• TASK OBJECTIVE: Give the data below again exactly as it stands. Omit the pictures.

-- start --

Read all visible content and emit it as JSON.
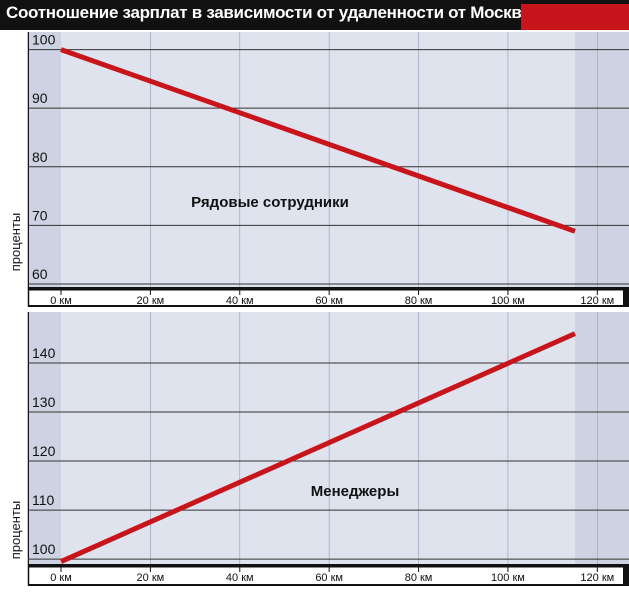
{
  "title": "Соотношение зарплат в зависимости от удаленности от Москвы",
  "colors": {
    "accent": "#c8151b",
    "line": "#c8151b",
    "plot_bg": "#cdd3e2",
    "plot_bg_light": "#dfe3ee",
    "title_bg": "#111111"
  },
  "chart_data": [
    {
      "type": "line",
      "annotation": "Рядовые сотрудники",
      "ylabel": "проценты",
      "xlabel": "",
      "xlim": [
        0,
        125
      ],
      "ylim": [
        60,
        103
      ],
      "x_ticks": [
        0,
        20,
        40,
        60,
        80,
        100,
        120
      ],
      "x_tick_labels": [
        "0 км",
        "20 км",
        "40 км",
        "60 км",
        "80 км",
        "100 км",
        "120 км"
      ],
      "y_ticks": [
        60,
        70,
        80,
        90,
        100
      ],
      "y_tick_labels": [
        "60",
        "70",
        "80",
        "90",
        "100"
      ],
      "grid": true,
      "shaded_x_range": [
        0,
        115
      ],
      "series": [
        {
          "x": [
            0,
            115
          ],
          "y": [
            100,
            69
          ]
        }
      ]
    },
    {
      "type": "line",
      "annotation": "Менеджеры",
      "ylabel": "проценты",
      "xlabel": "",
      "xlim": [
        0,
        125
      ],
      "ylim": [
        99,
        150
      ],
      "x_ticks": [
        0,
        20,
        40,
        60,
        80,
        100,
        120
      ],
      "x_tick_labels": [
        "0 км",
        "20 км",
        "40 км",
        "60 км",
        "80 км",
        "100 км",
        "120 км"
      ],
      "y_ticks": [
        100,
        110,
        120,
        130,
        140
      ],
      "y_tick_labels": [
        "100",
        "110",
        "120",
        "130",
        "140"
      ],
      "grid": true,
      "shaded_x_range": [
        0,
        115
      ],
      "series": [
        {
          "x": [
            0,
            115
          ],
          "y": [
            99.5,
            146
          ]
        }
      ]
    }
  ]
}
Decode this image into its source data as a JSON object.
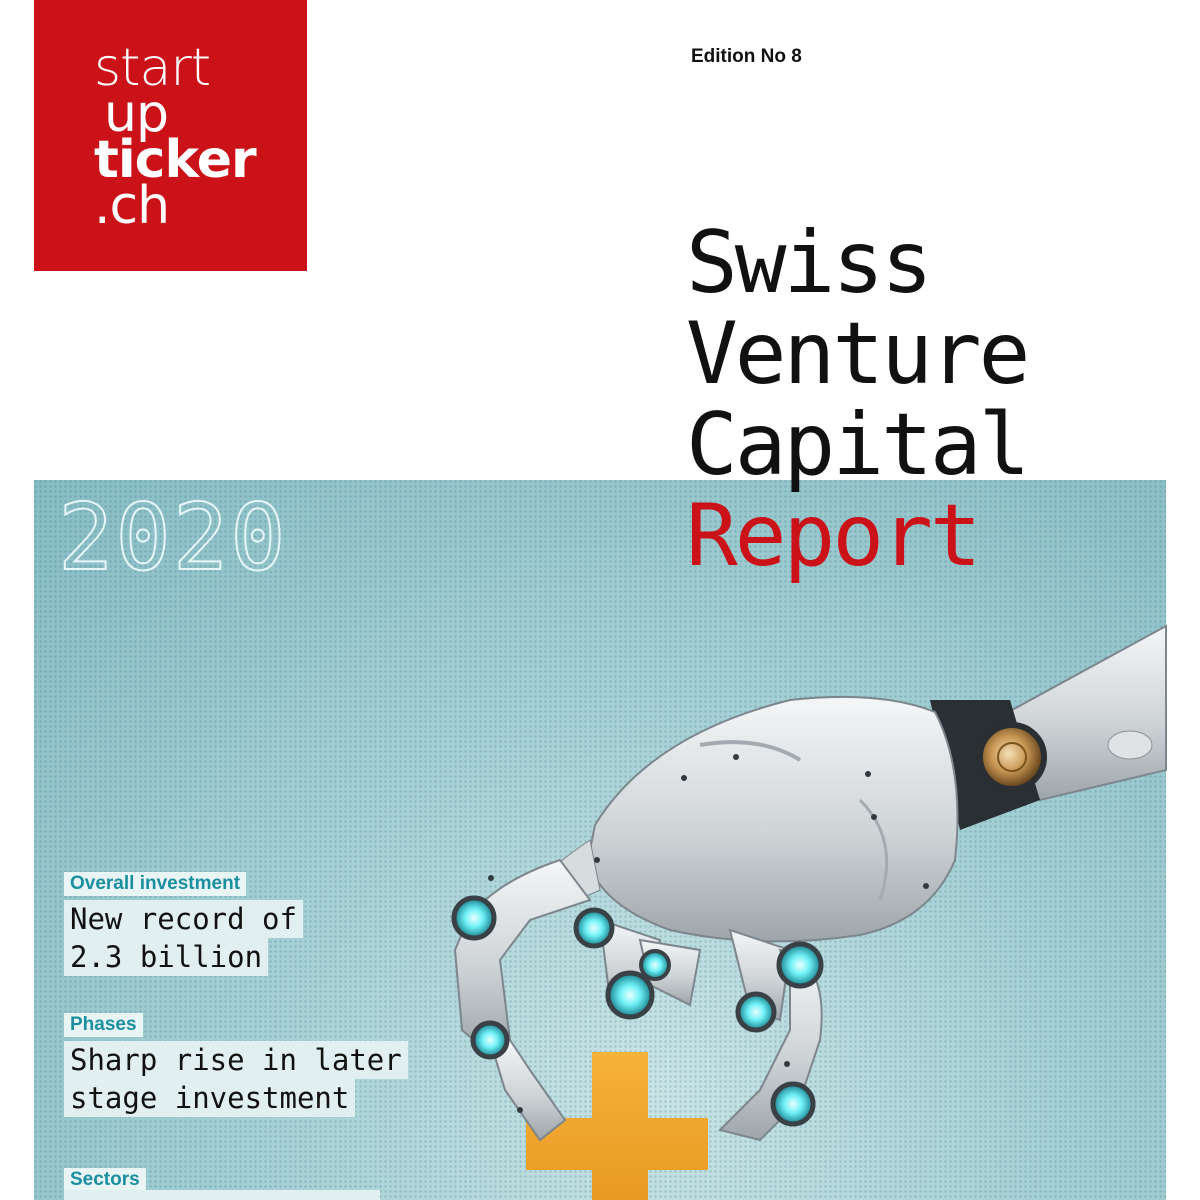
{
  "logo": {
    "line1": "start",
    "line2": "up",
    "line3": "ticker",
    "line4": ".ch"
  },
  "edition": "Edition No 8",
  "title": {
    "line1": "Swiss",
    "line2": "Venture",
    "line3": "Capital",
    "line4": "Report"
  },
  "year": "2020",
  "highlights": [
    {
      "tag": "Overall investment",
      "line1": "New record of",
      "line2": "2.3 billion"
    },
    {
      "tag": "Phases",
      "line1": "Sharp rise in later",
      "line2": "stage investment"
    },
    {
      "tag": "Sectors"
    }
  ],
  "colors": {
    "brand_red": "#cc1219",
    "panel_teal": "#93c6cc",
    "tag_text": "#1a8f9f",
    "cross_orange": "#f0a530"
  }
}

-- end --

• CORRECT RESPONSE:
Read all visible content and emit it as JSON.
{
  "title": "Соотношение зарплат в зависимости от удаленности от Москвы",
  "colors": {
    "accent": "#c8151b",
    "line": "#c8151b",
    "plot_bg": "#cdd3e2",
    "plot_bg_light": "#dfe3ee",
    "title_bg": "#111111"
  },
  "chart_data": [
    {
      "type": "line",
      "annotation": "Рядовые сотрудники",
      "ylabel": "проценты",
      "xlabel": "",
      "xlim": [
        0,
        125
      ],
      "ylim": [
        60,
        103
      ],
      "x_ticks": [
        0,
        20,
        40,
        60,
        80,
        100,
        120
      ],
      "x_tick_labels": [
        "0 км",
        "20 км",
        "40 км",
        "60 км",
        "80 км",
        "100 км",
        "120 км"
      ],
      "y_ticks": [
        60,
        70,
        80,
        90,
        100
      ],
      "y_tick_labels": [
        "60",
        "70",
        "80",
        "90",
        "100"
      ],
      "grid": true,
      "shaded_x_range": [
        0,
        115
      ],
      "series": [
        {
          "x": [
            0,
            115
          ],
          "y": [
            100,
            69
          ]
        }
      ]
    },
    {
      "type": "line",
      "annotation": "Менеджеры",
      "ylabel": "проценты",
      "xlabel": "",
      "xlim": [
        0,
        125
      ],
      "ylim": [
        99,
        150
      ],
      "x_ticks": [
        0,
        20,
        40,
        60,
        80,
        100,
        120
      ],
      "x_tick_labels": [
        "0 км",
        "20 км",
        "40 км",
        "60 км",
        "80 км",
        "100 км",
        "120 км"
      ],
      "y_ticks": [
        100,
        110,
        120,
        130,
        140
      ],
      "y_tick_labels": [
        "100",
        "110",
        "120",
        "130",
        "140"
      ],
      "grid": true,
      "shaded_x_range": [
        0,
        115
      ],
      "series": [
        {
          "x": [
            0,
            115
          ],
          "y": [
            99.5,
            146
          ]
        }
      ]
    }
  ]
}
Decode this image into its source data as a JSON object.
{
  "logo": {
    "line1": "start",
    "line2": "up",
    "line3": "ticker",
    "line4": ".ch"
  },
  "edition": "Edition No 8",
  "title": {
    "line1": "Swiss",
    "line2": "Venture",
    "line3": "Capital",
    "line4": "Report"
  },
  "year": "2020",
  "highlights": [
    {
      "tag": "Overall investment",
      "line1": "New record of",
      "line2": "2.3 billion"
    },
    {
      "tag": "Phases",
      "line1": "Sharp rise in later",
      "line2": "stage investment"
    },
    {
      "tag": "Sectors"
    }
  ],
  "colors": {
    "brand_red": "#cc1219",
    "panel_teal": "#93c6cc",
    "tag_text": "#1a8f9f",
    "cross_orange": "#f0a530"
  }
}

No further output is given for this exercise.